▶ **AIM**
How many lines hold the string "JSON"? Give only the number.

▶ **RECORD EXTRACTS**
====================

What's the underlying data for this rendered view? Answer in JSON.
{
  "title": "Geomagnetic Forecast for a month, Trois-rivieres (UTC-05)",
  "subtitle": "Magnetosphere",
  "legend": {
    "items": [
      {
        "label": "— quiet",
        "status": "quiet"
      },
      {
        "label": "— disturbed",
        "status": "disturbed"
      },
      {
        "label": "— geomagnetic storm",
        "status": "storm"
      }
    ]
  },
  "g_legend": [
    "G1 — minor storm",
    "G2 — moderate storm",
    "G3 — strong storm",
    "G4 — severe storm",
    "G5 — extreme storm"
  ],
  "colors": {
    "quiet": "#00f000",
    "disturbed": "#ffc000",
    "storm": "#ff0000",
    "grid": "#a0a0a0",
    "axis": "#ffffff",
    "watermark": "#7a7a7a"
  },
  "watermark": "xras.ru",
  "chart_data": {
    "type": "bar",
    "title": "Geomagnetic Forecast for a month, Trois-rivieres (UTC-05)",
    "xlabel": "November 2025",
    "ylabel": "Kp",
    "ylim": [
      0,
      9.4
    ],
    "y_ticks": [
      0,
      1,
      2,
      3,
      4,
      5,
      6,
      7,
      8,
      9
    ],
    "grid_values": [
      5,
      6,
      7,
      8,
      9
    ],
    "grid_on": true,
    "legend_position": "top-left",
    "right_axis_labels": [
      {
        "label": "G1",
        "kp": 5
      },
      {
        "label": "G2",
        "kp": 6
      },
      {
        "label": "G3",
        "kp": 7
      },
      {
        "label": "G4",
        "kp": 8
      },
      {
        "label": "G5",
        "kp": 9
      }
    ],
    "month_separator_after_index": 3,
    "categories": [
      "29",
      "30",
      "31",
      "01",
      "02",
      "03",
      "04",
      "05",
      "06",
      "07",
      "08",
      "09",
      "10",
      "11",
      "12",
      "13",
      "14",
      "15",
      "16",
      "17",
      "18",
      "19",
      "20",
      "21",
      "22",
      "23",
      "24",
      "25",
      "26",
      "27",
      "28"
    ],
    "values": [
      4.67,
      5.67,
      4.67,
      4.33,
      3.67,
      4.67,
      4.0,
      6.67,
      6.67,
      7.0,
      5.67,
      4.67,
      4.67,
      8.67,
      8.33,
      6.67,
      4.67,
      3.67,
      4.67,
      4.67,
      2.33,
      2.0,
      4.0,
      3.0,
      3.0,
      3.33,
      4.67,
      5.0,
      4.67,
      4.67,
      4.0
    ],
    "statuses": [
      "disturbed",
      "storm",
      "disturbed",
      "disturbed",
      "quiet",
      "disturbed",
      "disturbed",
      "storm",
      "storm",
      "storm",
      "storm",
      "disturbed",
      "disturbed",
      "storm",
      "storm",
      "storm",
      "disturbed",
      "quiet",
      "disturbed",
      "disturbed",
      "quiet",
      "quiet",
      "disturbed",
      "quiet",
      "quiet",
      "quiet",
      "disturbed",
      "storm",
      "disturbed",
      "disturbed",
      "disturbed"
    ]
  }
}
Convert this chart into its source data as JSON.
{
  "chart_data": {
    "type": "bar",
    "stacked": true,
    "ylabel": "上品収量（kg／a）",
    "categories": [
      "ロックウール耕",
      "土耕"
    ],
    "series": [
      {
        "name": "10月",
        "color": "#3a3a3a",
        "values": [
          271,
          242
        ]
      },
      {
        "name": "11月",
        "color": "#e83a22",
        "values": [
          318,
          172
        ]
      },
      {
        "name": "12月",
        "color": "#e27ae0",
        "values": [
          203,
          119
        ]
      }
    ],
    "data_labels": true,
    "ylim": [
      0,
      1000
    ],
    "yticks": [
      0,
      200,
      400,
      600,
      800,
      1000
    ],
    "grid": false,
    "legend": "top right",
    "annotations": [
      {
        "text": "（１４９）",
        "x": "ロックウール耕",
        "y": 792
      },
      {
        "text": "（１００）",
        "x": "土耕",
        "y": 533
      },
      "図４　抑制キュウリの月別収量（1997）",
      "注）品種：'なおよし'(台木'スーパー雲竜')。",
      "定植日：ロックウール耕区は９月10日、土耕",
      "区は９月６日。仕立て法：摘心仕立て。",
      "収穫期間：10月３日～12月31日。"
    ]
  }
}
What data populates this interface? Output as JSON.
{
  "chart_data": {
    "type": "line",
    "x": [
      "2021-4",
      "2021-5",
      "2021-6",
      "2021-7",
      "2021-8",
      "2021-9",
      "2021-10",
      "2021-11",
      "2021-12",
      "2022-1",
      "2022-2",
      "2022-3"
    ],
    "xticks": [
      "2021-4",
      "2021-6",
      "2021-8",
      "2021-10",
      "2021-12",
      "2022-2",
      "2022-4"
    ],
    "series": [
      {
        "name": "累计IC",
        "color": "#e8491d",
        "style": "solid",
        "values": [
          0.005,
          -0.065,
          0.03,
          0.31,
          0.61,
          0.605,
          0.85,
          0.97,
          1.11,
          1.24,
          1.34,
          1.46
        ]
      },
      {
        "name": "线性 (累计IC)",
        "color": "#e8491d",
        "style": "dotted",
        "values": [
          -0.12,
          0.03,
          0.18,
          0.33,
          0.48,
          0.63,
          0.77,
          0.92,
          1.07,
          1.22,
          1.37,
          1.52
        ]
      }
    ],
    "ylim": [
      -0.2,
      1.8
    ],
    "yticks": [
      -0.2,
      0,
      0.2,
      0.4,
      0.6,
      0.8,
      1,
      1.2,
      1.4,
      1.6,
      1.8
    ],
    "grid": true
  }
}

====================

▶ **IN RESPONSE**
3